Skip the pictures and quote all of the lines exactly.

= = = = = = =

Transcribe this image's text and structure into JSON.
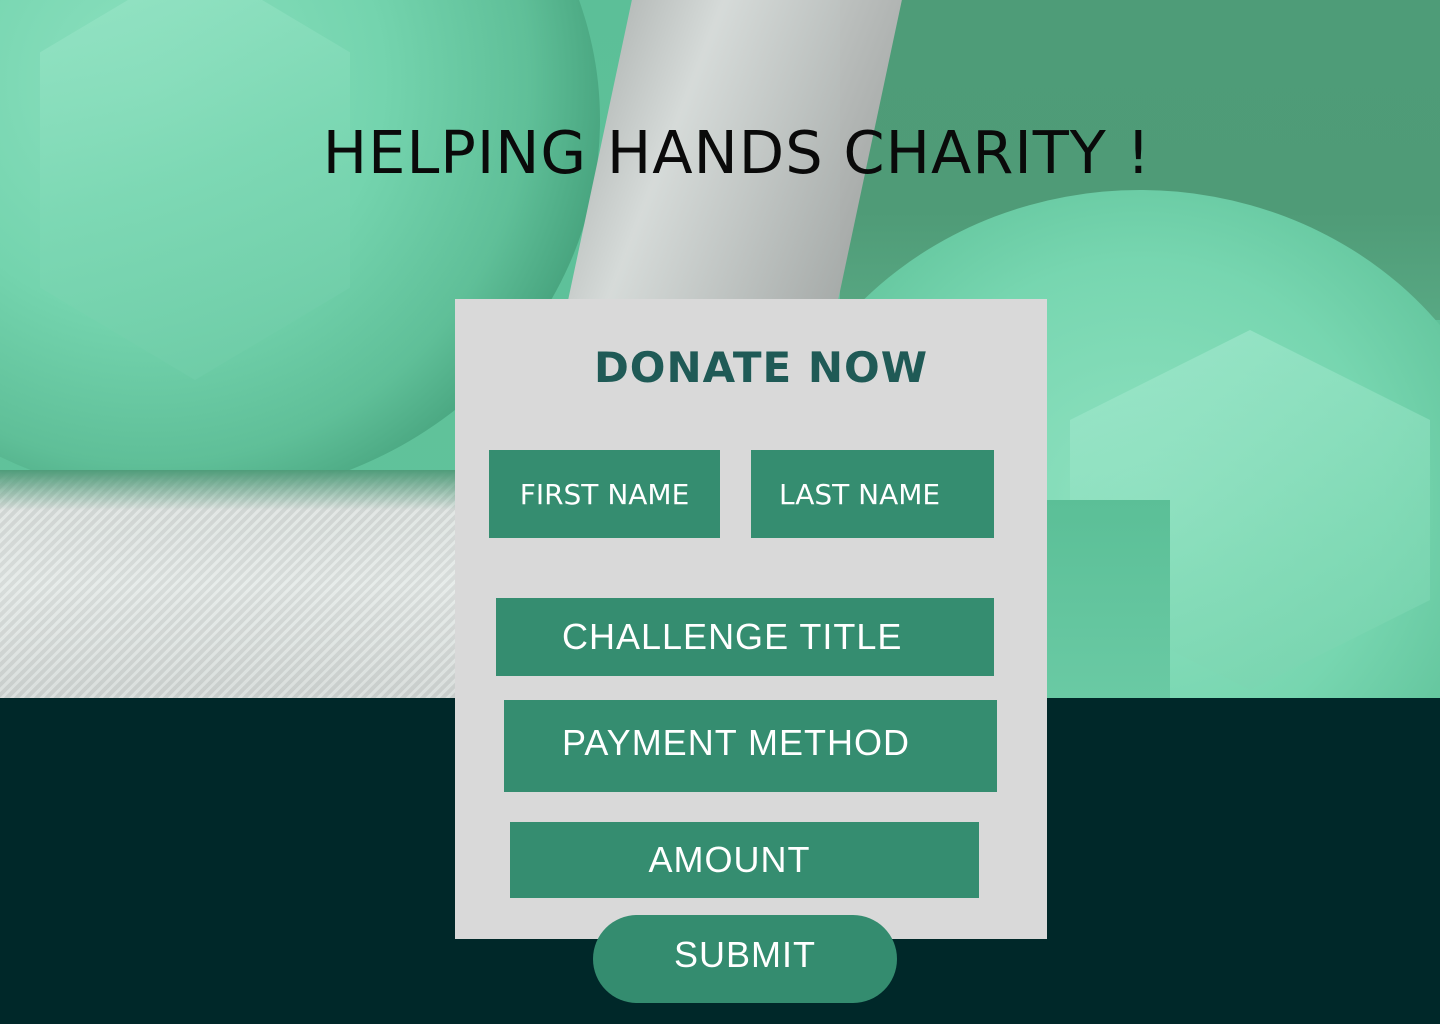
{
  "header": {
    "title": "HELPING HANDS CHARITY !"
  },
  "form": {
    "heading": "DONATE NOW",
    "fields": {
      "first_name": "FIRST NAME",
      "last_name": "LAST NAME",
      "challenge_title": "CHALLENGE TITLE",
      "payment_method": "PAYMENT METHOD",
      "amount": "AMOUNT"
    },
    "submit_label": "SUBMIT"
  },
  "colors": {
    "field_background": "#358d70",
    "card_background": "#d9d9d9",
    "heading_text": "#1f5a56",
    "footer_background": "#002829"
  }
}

= = = = = = =

Exercise response:
Transcribe this image's text and structure into JSON.
{
  "header": {
    "title": "HELPING HANDS CHARITY !"
  },
  "form": {
    "heading": "DONATE NOW",
    "fields": {
      "first_name": "FIRST NAME",
      "last_name": "LAST NAME",
      "challenge_title": "CHALLENGE TITLE",
      "payment_method": "PAYMENT METHOD",
      "amount": "AMOUNT"
    },
    "submit_label": "SUBMIT"
  },
  "colors": {
    "field_background": "#358d70",
    "card_background": "#d9d9d9",
    "heading_text": "#1f5a56",
    "footer_background": "#002829"
  }
}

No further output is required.